[Items listed in a dataset]
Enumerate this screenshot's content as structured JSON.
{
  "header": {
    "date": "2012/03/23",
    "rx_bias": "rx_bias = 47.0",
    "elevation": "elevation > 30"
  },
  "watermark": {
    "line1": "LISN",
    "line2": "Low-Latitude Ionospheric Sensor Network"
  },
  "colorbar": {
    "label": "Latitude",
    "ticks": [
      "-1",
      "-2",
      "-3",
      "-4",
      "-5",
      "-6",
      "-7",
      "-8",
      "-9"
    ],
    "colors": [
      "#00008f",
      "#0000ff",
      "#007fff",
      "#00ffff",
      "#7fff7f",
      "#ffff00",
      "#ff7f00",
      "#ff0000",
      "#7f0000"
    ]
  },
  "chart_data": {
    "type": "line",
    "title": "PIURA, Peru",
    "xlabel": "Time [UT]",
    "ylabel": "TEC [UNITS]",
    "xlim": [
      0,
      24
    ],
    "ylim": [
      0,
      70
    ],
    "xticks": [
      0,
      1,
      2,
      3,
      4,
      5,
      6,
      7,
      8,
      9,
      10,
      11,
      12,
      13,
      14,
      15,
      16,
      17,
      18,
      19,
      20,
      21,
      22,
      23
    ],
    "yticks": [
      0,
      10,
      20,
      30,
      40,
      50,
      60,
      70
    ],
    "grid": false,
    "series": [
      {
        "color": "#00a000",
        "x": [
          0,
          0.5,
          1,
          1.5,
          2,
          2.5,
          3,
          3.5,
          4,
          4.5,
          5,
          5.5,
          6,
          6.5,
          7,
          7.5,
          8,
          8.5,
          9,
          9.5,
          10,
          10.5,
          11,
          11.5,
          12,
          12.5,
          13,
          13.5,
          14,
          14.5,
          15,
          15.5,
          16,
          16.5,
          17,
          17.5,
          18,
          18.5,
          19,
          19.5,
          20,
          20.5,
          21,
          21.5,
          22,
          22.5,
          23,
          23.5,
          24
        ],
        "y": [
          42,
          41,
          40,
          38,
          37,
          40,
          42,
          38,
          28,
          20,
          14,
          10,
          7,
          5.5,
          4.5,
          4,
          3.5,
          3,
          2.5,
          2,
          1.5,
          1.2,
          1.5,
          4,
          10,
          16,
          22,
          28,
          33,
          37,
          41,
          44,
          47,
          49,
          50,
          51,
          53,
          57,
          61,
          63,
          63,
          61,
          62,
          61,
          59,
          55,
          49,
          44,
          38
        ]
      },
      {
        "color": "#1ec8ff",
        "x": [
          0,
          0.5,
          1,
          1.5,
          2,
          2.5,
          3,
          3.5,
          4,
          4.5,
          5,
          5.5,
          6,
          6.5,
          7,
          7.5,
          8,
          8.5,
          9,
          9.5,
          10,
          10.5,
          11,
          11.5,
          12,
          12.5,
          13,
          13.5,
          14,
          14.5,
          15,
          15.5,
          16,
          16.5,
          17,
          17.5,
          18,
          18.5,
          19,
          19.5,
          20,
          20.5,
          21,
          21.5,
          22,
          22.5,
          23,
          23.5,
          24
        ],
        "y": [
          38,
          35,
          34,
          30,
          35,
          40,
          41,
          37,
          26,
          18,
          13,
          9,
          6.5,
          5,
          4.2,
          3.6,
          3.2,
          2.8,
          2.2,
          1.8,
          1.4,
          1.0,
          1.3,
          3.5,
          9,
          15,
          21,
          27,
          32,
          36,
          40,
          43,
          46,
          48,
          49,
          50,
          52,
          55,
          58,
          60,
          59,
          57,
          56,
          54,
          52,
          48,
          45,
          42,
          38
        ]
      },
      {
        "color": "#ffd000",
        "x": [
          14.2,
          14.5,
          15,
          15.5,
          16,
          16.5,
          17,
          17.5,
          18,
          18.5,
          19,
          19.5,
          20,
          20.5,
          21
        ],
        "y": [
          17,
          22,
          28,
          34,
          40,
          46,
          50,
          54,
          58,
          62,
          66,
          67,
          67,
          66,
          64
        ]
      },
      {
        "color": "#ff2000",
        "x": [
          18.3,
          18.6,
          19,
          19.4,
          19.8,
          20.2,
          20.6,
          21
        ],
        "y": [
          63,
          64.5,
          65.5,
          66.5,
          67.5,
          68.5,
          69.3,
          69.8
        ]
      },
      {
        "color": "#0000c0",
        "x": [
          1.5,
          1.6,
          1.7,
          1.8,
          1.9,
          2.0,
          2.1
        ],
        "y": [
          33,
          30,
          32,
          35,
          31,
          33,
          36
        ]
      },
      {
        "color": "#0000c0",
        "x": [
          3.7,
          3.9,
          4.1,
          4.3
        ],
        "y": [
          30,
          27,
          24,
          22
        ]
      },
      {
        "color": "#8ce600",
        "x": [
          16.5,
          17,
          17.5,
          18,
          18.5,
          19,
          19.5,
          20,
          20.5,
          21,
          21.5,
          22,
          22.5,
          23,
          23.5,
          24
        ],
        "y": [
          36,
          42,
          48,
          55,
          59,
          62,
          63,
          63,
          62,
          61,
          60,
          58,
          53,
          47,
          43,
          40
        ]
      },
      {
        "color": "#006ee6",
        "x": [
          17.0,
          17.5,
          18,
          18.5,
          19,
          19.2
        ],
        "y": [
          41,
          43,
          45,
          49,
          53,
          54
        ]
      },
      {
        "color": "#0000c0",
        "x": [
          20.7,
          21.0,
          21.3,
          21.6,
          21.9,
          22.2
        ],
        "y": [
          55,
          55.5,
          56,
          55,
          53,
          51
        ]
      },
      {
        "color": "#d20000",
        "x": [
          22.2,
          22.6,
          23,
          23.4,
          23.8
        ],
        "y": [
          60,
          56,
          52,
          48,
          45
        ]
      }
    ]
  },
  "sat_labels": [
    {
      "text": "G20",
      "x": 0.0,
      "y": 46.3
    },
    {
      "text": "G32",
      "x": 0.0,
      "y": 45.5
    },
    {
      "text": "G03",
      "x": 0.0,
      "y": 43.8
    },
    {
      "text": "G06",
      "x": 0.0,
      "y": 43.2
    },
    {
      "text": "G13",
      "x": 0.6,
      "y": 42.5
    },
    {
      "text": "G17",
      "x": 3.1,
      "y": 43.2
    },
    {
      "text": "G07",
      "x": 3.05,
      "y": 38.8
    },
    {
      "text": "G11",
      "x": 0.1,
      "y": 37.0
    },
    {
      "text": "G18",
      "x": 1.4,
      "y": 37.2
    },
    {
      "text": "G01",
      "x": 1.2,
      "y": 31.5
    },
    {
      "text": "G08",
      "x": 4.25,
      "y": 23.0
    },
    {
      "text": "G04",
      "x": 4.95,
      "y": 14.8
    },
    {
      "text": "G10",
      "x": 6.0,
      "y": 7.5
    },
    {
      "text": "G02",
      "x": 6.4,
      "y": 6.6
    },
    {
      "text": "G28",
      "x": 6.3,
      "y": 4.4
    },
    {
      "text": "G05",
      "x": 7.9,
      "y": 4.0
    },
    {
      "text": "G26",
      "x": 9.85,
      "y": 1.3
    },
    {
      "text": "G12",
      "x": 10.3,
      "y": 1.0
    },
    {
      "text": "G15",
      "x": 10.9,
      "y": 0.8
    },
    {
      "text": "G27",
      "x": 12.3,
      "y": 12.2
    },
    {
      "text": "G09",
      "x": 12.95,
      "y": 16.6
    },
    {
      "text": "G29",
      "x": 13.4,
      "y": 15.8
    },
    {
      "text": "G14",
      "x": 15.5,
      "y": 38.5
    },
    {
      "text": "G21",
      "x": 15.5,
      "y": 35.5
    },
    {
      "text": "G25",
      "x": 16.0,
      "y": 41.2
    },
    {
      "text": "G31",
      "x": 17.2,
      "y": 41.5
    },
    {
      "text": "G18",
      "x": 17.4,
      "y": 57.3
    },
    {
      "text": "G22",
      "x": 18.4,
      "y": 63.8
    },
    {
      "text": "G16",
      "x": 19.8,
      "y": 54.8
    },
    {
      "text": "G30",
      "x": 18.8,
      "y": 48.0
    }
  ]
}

#### WHAT YOU ARE ASKED TO DO:
Copy out every line holding the string "Latitude".

#### EXERCISE SOLUTION:
    "line2": "Low-Latitude Ionospheric Sensor Network"
    "label": "Latitude",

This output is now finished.